## Directive
Restate the entire listing word for word.

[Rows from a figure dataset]
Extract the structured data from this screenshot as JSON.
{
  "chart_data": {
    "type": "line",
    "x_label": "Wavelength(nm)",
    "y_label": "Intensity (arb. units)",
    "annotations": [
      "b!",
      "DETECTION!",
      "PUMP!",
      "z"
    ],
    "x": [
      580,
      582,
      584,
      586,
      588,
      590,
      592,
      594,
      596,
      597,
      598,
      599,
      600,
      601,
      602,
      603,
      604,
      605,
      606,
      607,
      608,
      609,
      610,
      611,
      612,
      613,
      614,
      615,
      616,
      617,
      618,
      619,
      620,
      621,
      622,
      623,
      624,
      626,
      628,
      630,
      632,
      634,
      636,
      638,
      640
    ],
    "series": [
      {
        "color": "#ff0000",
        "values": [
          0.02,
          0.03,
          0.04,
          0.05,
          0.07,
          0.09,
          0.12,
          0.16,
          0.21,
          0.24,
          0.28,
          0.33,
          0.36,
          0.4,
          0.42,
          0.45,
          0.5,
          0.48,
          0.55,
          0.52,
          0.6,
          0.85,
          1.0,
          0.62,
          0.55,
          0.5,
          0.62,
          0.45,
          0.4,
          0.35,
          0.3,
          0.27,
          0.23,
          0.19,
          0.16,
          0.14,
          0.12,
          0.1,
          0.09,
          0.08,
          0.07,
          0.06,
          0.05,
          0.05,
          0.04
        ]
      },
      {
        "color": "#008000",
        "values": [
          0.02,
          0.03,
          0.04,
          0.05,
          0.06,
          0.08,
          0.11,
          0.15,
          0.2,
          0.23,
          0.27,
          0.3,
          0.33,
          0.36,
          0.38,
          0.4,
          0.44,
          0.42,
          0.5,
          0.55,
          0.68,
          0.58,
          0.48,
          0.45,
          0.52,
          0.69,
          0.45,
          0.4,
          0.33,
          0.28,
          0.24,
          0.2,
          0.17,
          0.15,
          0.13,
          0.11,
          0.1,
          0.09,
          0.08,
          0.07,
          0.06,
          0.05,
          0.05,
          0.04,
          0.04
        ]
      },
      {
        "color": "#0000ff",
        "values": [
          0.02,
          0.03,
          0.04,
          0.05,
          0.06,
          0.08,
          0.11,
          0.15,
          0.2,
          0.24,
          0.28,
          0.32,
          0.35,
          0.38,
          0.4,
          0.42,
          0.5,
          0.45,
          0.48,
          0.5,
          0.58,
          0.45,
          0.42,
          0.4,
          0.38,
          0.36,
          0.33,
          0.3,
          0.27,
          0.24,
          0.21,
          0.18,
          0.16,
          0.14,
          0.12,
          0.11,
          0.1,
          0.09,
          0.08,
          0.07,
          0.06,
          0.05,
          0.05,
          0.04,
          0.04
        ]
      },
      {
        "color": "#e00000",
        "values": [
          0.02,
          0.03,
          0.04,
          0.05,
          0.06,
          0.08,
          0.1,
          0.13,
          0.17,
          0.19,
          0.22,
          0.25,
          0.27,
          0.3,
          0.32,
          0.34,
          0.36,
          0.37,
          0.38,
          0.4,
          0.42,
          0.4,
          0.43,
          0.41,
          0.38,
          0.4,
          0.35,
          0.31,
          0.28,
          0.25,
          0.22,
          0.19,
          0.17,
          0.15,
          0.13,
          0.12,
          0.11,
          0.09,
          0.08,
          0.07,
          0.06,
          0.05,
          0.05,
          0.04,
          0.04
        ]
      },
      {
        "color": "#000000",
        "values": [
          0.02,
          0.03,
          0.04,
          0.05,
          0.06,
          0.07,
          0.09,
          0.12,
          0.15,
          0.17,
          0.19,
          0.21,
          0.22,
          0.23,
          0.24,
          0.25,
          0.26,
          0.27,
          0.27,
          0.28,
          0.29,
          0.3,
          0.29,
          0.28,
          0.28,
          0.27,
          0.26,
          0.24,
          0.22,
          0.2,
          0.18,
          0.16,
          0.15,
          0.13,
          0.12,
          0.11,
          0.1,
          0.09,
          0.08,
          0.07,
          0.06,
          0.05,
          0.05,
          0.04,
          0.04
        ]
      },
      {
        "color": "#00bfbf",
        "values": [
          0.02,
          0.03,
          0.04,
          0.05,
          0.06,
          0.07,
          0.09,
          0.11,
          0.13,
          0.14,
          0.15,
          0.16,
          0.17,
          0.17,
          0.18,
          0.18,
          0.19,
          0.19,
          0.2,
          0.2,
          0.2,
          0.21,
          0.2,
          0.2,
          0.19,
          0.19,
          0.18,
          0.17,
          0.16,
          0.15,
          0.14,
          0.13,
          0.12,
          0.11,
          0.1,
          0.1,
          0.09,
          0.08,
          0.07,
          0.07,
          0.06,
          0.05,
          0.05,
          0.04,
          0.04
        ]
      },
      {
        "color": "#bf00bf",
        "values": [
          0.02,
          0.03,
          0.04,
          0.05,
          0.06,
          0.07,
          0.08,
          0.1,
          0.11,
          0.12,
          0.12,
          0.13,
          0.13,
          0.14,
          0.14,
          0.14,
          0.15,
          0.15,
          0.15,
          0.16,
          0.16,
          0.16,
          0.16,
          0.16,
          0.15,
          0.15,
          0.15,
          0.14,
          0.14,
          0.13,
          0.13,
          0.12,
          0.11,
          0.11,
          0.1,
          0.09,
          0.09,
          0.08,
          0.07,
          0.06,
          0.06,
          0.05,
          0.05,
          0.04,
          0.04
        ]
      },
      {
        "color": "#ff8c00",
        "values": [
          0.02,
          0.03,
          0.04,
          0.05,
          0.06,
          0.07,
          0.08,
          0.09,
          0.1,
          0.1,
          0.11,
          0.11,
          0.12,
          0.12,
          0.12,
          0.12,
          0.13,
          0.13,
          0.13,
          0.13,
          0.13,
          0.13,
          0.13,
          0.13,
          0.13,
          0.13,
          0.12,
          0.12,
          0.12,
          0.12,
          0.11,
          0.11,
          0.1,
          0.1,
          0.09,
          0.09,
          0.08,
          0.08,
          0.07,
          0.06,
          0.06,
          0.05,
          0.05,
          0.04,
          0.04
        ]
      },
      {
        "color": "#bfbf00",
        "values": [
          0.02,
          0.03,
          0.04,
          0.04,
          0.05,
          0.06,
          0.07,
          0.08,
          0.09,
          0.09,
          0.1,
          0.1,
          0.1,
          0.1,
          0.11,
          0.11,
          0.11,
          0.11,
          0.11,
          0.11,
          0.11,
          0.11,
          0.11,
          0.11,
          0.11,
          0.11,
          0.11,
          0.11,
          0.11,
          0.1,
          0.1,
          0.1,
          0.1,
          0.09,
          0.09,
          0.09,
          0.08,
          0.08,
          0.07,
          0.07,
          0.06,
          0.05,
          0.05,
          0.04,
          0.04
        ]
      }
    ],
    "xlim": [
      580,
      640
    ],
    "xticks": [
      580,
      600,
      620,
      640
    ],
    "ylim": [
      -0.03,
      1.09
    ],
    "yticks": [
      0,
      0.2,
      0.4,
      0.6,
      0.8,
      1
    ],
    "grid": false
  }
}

## Solution to the problem
Extract the structured data from this screenshot as JSON.
{
  "chart_data": {
    "type": "line",
    "x_label": "Wavelength(nm)",
    "y_label": "Intensity (arb. units)",
    "annotations": [
      "b!",
      "DETECTION!",
      "PUMP!",
      "z"
    ],
    "x": [
      580,
      582,
      584,
      586,
      588,
      590,
      592,
      594,
      596,
      597,
      598,
      599,
      600,
      601,
      602,
      603,
      604,
      605,
      606,
      607,
      608,
      609,
      610,
      611,
      612,
      613,
      614,
      615,
      616,
      617,
      618,
      619,
      620,
      621,
      622,
      623,
      624,
      626,
      628,
      630,
      632,
      634,
      636,
      638,
      640
    ],
    "series": [
      {
        "color": "#ff0000",
        "values": [
          0.02,
          0.03,
          0.04,
          0.05,
          0.07,
          0.09,
          0.12,
          0.16,
          0.21,
          0.24,
          0.28,
          0.33,
          0.36,
          0.4,
          0.42,
          0.45,
          0.5,
          0.48,
          0.55,
          0.52,
          0.6,
          0.85,
          1.0,
          0.62,
          0.55,
          0.5,
          0.62,
          0.45,
          0.4,
          0.35,
          0.3,
          0.27,
          0.23,
          0.19,
          0.16,
          0.14,
          0.12,
          0.1,
          0.09,
          0.08,
          0.07,
          0.06,
          0.05,
          0.05,
          0.04
        ]
      },
      {
        "color": "#008000",
        "values": [
          0.02,
          0.03,
          0.04,
          0.05,
          0.06,
          0.08,
          0.11,
          0.15,
          0.2,
          0.23,
          0.27,
          0.3,
          0.33,
          0.36,
          0.38,
          0.4,
          0.44,
          0.42,
          0.5,
          0.55,
          0.68,
          0.58,
          0.48,
          0.45,
          0.52,
          0.69,
          0.45,
          0.4,
          0.33,
          0.28,
          0.24,
          0.2,
          0.17,
          0.15,
          0.13,
          0.11,
          0.1,
          0.09,
          0.08,
          0.07,
          0.06,
          0.05,
          0.05,
          0.04,
          0.04
        ]
      },
      {
        "color": "#0000ff",
        "values": [
          0.02,
          0.03,
          0.04,
          0.05,
          0.06,
          0.08,
          0.11,
          0.15,
          0.2,
          0.24,
          0.28,
          0.32,
          0.35,
          0.38,
          0.4,
          0.42,
          0.5,
          0.45,
          0.48,
          0.5,
          0.58,
          0.45,
          0.42,
          0.4,
          0.38,
          0.36,
          0.33,
          0.3,
          0.27,
          0.24,
          0.21,
          0.18,
          0.16,
          0.14,
          0.12,
          0.11,
          0.1,
          0.09,
          0.08,
          0.07,
          0.06,
          0.05,
          0.05,
          0.04,
          0.04
        ]
      },
      {
        "color": "#e00000",
        "values": [
          0.02,
          0.03,
          0.04,
          0.05,
          0.06,
          0.08,
          0.1,
          0.13,
          0.17,
          0.19,
          0.22,
          0.25,
          0.27,
          0.3,
          0.32,
          0.34,
          0.36,
          0.37,
          0.38,
          0.4,
          0.42,
          0.4,
          0.43,
          0.41,
          0.38,
          0.4,
          0.35,
          0.31,
          0.28,
          0.25,
          0.22,
          0.19,
          0.17,
          0.15,
          0.13,
          0.12,
          0.11,
          0.09,
          0.08,
          0.07,
          0.06,
          0.05,
          0.05,
          0.04,
          0.04
        ]
      },
      {
        "color": "#000000",
        "values": [
          0.02,
          0.03,
          0.04,
          0.05,
          0.06,
          0.07,
          0.09,
          0.12,
          0.15,
          0.17,
          0.19,
          0.21,
          0.22,
          0.23,
          0.24,
          0.25,
          0.26,
          0.27,
          0.27,
          0.28,
          0.29,
          0.3,
          0.29,
          0.28,
          0.28,
          0.27,
          0.26,
          0.24,
          0.22,
          0.2,
          0.18,
          0.16,
          0.15,
          0.13,
          0.12,
          0.11,
          0.1,
          0.09,
          0.08,
          0.07,
          0.06,
          0.05,
          0.05,
          0.04,
          0.04
        ]
      },
      {
        "color": "#00bfbf",
        "values": [
          0.02,
          0.03,
          0.04,
          0.05,
          0.06,
          0.07,
          0.09,
          0.11,
          0.13,
          0.14,
          0.15,
          0.16,
          0.17,
          0.17,
          0.18,
          0.18,
          0.19,
          0.19,
          0.2,
          0.2,
          0.2,
          0.21,
          0.2,
          0.2,
          0.19,
          0.19,
          0.18,
          0.17,
          0.16,
          0.15,
          0.14,
          0.13,
          0.12,
          0.11,
          0.1,
          0.1,
          0.09,
          0.08,
          0.07,
          0.07,
          0.06,
          0.05,
          0.05,
          0.04,
          0.04
        ]
      },
      {
        "color": "#bf00bf",
        "values": [
          0.02,
          0.03,
          0.04,
          0.05,
          0.06,
          0.07,
          0.08,
          0.1,
          0.11,
          0.12,
          0.12,
          0.13,
          0.13,
          0.14,
          0.14,
          0.14,
          0.15,
          0.15,
          0.15,
          0.16,
          0.16,
          0.16,
          0.16,
          0.16,
          0.15,
          0.15,
          0.15,
          0.14,
          0.14,
          0.13,
          0.13,
          0.12,
          0.11,
          0.11,
          0.1,
          0.09,
          0.09,
          0.08,
          0.07,
          0.06,
          0.06,
          0.05,
          0.05,
          0.04,
          0.04
        ]
      },
      {
        "color": "#ff8c00",
        "values": [
          0.02,
          0.03,
          0.04,
          0.05,
          0.06,
          0.07,
          0.08,
          0.09,
          0.1,
          0.1,
          0.11,
          0.11,
          0.12,
          0.12,
          0.12,
          0.12,
          0.13,
          0.13,
          0.13,
          0.13,
          0.13,
          0.13,
          0.13,
          0.13,
          0.13,
          0.13,
          0.12,
          0.12,
          0.12,
          0.12,
          0.11,
          0.11,
          0.1,
          0.1,
          0.09,
          0.09,
          0.08,
          0.08,
          0.07,
          0.06,
          0.06,
          0.05,
          0.05,
          0.04,
          0.04
        ]
      },
      {
        "color": "#bfbf00",
        "values": [
          0.02,
          0.03,
          0.04,
          0.04,
          0.05,
          0.06,
          0.07,
          0.08,
          0.09,
          0.09,
          0.1,
          0.1,
          0.1,
          0.1,
          0.11,
          0.11,
          0.11,
          0.11,
          0.11,
          0.11,
          0.11,
          0.11,
          0.11,
          0.11,
          0.11,
          0.11,
          0.11,
          0.11,
          0.11,
          0.1,
          0.1,
          0.1,
          0.1,
          0.09,
          0.09,
          0.09,
          0.08,
          0.08,
          0.07,
          0.07,
          0.06,
          0.05,
          0.05,
          0.04,
          0.04
        ]
      }
    ],
    "xlim": [
      580,
      640
    ],
    "xticks": [
      580,
      600,
      620,
      640
    ],
    "ylim": [
      -0.03,
      1.09
    ],
    "yticks": [
      0,
      0.2,
      0.4,
      0.6,
      0.8,
      1
    ],
    "grid": false
  }
}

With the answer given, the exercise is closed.